* **TEXTE CITÉ**
((

Dans l'ambiance mondiale du capitalisme en décadence, l'Europe est particulièrement touchée ; c'est elle qui, pour l'instant, en supporte le fardeau le plus lourd ; et les nuages qui s’amoncellent chaque jour dans le ciel de Berlin nous laissent à penser que nous ne vivons que le prologue.
Dominant le monde à la fin du XIXème siècle, l'Europe voit son déclin s'engager très nettement dès la Première guerre mondiale. Ce n'est pas par hasard que la Révolution Russe n'est pas restée une révolution locale mais a atteint effectivement toute l'Europe centrale, ayant une portée et une signification internationales. Jusqu'en 1928-1929, cependant, la crise révolutionnaire ayant été circonscrite, la classe capitaliste espérait encore dans la SDN et des jours meilleurs. La crise de 1929 ne lui laissa pas d'illusions. C'est dans sa capacité de surmonter une crise que l'on peut voir la force d'un pays. L'Europe ne put surmonter la crise ; même dans l'effort de guerre, elle n'atteint que rarement, dans certains pays, le niveau de 1928. En 1938, à la veille de la guerre, en pleine course aux armements, l'Europe plafonne autour de la moitié du commerce extérieur de 1928. Aujourd'hui, alors qu'il s'agit encore de s'engager vers la production d'armements, la seule possible pour le capitalisme décadent, l'Europe a du mal à dépasser 1938 (voir les chiffres à la page suivante). Et le schisme politique, effet de l'amoindrissement de l'Europe, devient, à son tour, condition de son effondrement.

))

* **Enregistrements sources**
((

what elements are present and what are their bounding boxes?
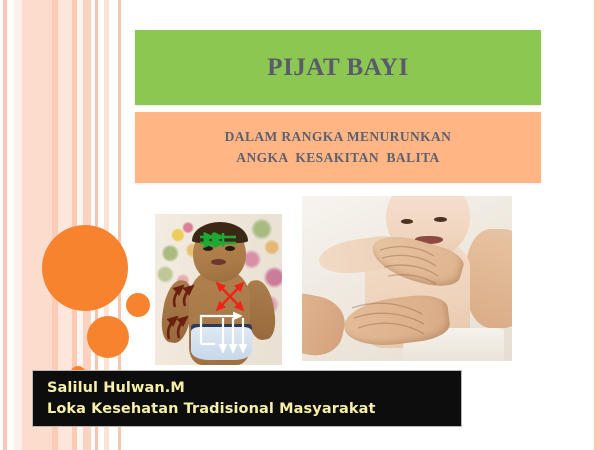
page-title: PIJAT BAYI — [267, 54, 408, 82]
dark-red-arm-arrows — [168, 286, 193, 339]
medium-orange-circle — [87, 316, 129, 358]
title-banner: PIJAT BAYI — [135, 30, 541, 105]
baby-massage-hands-photo — [302, 196, 512, 361]
green-forehead-strokes — [200, 233, 236, 247]
author-organization: Loka Kesehatan Tradisional Masyarakat — [47, 399, 461, 420]
massage-stroke-annotations — [155, 214, 282, 365]
author-name: Salilul Hulwan.M — [47, 378, 461, 399]
author-block: Salilul Hulwan.M Loka Kesehatan Tradisio… — [32, 370, 462, 427]
hand-finger-lines — [302, 196, 512, 361]
white-abdomen-arrows — [201, 316, 243, 352]
presentation-slide: PIJAT BAYI DALAM RANGKA MENURUNKAN ANGKA… — [0, 0, 600, 450]
subtitle-line-2: ANGKA KESAKITAN BALITA — [236, 148, 439, 169]
baby-massage-diagram-photo — [155, 214, 282, 365]
decorative-stripe-1 — [14, 0, 22, 450]
subtitle-line-1: DALAM RANGKA MENURUNKAN — [225, 127, 452, 148]
small-orange-circle — [126, 293, 150, 317]
large-orange-circle — [42, 225, 128, 311]
decorative-stripe-11 — [594, 0, 600, 450]
red-chest-cross — [217, 283, 243, 310]
subtitle-banner: DALAM RANGKA MENURUNKAN ANGKA KESAKITAN … — [135, 112, 541, 183]
decorative-stripe-0 — [3, 0, 7, 450]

))

* **TRAVAIL À FAIRE**
1) Selon le texte cité, où plafonne le commerce extérieur de l'Europe en 1938 ?
2) D'après le texte cité, pourquoi la classe capitaliste espérait-elle encore dans la SDN et des jours meilleurs jusqu'en 1928-1929 ?
3) Relevez toutes les années écrites en chiffres dans le texte cité.
Les entrées ne servent pas pour cet exercice.

* **RÉPONSES**
1) Autour de la moitié du commerce extérieur de 1928.

2) Elle gardait cet espoir parce que la crise révolutionnaire avait été circonscrite.

3) 1928, 1929, 1938